Saved data entries:
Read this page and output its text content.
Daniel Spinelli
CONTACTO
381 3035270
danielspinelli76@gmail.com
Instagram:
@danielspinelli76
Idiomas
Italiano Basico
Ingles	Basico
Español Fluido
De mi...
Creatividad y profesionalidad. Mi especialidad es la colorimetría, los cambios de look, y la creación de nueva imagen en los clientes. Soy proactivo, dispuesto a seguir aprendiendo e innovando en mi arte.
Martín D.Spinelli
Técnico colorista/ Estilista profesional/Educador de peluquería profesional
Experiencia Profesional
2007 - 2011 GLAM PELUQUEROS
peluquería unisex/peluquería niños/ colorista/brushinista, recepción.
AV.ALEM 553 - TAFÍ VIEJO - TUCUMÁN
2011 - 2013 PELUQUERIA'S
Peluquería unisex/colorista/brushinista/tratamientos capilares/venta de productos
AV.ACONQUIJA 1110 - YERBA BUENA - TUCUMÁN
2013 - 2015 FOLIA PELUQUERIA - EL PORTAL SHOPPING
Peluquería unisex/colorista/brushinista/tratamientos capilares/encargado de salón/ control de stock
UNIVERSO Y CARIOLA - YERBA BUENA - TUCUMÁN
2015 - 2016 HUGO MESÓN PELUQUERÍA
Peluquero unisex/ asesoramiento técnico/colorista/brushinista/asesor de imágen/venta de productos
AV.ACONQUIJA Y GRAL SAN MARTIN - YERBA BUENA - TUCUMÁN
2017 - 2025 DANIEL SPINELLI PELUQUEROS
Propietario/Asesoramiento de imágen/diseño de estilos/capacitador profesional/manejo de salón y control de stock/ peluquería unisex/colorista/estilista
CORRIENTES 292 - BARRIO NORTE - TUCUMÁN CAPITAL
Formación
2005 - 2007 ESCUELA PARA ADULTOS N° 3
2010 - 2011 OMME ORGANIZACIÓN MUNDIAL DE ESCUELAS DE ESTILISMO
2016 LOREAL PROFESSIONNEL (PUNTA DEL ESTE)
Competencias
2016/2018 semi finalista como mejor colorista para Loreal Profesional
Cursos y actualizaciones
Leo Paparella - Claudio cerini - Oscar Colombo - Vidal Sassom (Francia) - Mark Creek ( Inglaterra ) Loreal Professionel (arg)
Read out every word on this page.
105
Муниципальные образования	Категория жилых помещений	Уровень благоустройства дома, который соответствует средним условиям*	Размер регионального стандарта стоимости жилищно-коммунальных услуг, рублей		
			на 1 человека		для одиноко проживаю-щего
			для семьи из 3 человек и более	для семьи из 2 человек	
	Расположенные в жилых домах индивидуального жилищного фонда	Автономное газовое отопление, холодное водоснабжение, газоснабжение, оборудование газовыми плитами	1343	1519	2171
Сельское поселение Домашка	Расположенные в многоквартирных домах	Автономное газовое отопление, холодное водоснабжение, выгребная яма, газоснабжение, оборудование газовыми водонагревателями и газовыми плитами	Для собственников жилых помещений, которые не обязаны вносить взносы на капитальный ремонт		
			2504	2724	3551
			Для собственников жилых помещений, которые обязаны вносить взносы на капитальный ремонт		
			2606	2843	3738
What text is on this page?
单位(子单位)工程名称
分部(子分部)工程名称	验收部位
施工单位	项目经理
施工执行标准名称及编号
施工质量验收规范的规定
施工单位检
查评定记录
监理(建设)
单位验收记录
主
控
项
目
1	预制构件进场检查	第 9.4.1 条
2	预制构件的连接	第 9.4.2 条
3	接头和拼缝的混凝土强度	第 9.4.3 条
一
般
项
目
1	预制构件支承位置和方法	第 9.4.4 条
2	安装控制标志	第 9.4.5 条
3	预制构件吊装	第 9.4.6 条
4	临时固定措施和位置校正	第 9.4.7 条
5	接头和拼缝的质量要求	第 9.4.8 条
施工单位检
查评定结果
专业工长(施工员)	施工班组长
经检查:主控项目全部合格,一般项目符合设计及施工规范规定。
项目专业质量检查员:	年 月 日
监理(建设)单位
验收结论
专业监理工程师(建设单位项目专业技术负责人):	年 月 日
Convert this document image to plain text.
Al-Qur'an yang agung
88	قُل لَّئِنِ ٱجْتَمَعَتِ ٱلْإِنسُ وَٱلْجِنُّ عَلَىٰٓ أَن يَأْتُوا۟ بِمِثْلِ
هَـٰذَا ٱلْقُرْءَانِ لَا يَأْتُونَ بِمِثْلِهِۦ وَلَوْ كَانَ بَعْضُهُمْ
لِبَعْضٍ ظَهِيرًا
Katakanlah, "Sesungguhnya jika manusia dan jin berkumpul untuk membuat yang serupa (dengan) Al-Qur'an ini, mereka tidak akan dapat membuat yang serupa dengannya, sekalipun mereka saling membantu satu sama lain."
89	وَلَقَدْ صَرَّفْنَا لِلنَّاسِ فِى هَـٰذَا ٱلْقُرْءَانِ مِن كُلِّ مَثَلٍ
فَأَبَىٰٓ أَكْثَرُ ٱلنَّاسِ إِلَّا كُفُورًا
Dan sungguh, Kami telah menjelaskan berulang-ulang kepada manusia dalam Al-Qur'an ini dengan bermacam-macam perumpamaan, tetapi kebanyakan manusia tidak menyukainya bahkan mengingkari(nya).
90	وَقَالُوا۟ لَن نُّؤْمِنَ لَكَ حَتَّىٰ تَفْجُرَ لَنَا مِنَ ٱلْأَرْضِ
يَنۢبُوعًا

WHAT IS ASKED:
Reproduce all of the records exactly.

ANSWER TO THE TASK:
Read this page and output its text content.
Daniel Spinelli
CONTACTO
381 3035270
danielspinelli76@gmail.com
Instagram:
@danielspinelli76
Idiomas
Italiano Basico
Ingles	Basico
Español Fluido
De mi...
Creatividad y profesionalidad. Mi especialidad es la colorimetría, los cambios de look, y la creación de nueva imagen en los clientes. Soy proactivo, dispuesto a seguir aprendiendo e innovando en mi arte.
Martín D.Spinelli
Técnico colorista/ Estilista profesional/Educador de peluquería profesional
Experiencia Profesional
2007 - 2011 GLAM PELUQUEROS
peluquería unisex/peluquería niños/ colorista/brushinista, recepción.
AV.ALEM 553 - TAFÍ VIEJO - TUCUMÁN
2011 - 2013 PELUQUERIA'S
Peluquería unisex/colorista/brushinista/tratamientos capilares/venta de productos
AV.ACONQUIJA 1110 - YERBA BUENA - TUCUMÁN
2013 - 2015 FOLIA PELUQUERIA - EL PORTAL SHOPPING
Peluquería unisex/colorista/brushinista/tratamientos capilares/encargado de salón/ control de stock
UNIVERSO Y CARIOLA - YERBA BUENA - TUCUMÁN
2015 - 2016 HUGO MESÓN PELUQUERÍA
Peluquero unisex/ asesoramiento técnico/colorista/brushinista/asesor de imágen/venta de productos
AV.ACONQUIJA Y GRAL SAN MARTIN - YERBA BUENA - TUCUMÁN
2017 - 2025 DANIEL SPINELLI PELUQUEROS
Propietario/Asesoramiento de imágen/diseño de estilos/capacitador profesional/manejo de salón y control de stock/ peluquería unisex/colorista/estilista
CORRIENTES 292 - BARRIO NORTE - TUCUMÁN CAPITAL
Formación
2005 - 2007 ESCUELA PARA ADULTOS N° 3
2010 - 2011 OMME ORGANIZACIÓN MUNDIAL DE ESCUELAS DE ESTILISMO
2016 LOREAL PROFESSIONNEL (PUNTA DEL ESTE)
Competencias
2016/2018 semi finalista como mejor colorista para Loreal Profesional
Cursos y actualizaciones
Leo Paparella - Claudio cerini - Oscar Colombo - Vidal Sassom (Francia) - Mark Creek ( Inglaterra ) Loreal Professionel (arg)
Read out every word on this page.
105
Муниципальные образования	Категория жилых помещений	Уровень благоустройства дома, который соответствует средним условиям*	Размер регионального стандарта стоимости жилищно-коммунальных услуг, рублей		
			на 1 человека		для одиноко проживаю-щего
			для семьи из 3 человек и более	для семьи из 2 человек	
	Расположенные в жилых домах индивидуального жилищного фонда	Автономное газовое отопление, холодное водоснабжение, газоснабжение, оборудование газовыми плитами	1343	1519	2171
Сельское поселение Домашка	Расположенные в многоквартирных домах	Автономное газовое отопление, холодное водоснабжение, выгребная яма, газоснабжение, оборудование газовыми водонагревателями и газовыми плитами	Для собственников жилых помещений, которые не обязаны вносить взносы на капитальный ремонт		
			2504	2724	3551
			Для собственников жилых помещений, которые обязаны вносить взносы на капитальный ремонт		
			2606	2843	3738
What text is on this page?
单位(子单位)工程名称
分部(子分部)工程名称	验收部位
施工单位	项目经理
施工执行标准名称及编号
施工质量验收规范的规定
施工单位检
查评定记录
监理(建设)
单位验收记录
主
控
项
目
1	预制构件进场检查	第 9.4.1 条
2	预制构件的连接	第 9.4.2 条
3	接头和拼缝的混凝土强度	第 9.4.3 条
一
般
项
目
1	预制构件支承位置和方法	第 9.4.4 条
2	安装控制标志	第 9.4.5 条
3	预制构件吊装	第 9.4.6 条
4	临时固定措施和位置校正	第 9.4.7 条
5	接头和拼缝的质量要求	第 9.4.8 条
施工单位检
查评定结果
专业工长(施工员)	施工班组长
经检查:主控项目全部合格,一般项目符合设计及施工规范规定。
项目专业质量检查员:	年 月 日
监理(建设)单位
验收结论
专业监理工程师(建设单位项目专业技术负责人):	年 月 日
Convert this document image to plain text.
Al-Qur'an yang agung
88	قُل لَّئِنِ ٱجْتَمَعَتِ ٱلْإِنسُ وَٱلْجِنُّ عَلَىٰٓ أَن يَأْتُوا۟ بِمِثْلِ
هَـٰذَا ٱلْقُرْءَانِ لَا يَأْتُونَ بِمِثْلِهِۦ وَلَوْ كَانَ بَعْضُهُمْ
لِبَعْضٍ ظَهِيرًا
Katakanlah, "Sesungguhnya jika manusia dan jin berkumpul untuk membuat yang serupa (dengan) Al-Qur'an ini, mereka tidak akan dapat membuat yang serupa dengannya, sekalipun mereka saling membantu satu sama lain."
89	وَلَقَدْ صَرَّفْنَا لِلنَّاسِ فِى هَـٰذَا ٱلْقُرْءَانِ مِن كُلِّ مَثَلٍ
فَأَبَىٰٓ أَكْثَرُ ٱلنَّاسِ إِلَّا كُفُورًا
Dan sungguh, Kami telah menjelaskan berulang-ulang kepada manusia dalam Al-Qur'an ini dengan bermacam-macam perumpamaan, tetapi kebanyakan manusia tidak menyukainya bahkan mengingkari(nya).
90	وَقَالُوا۟ لَن نُّؤْمِنَ لَكَ حَتَّىٰ تَفْجُرَ لَنَا مِنَ ٱلْأَرْضِ
يَنۢبُوعًا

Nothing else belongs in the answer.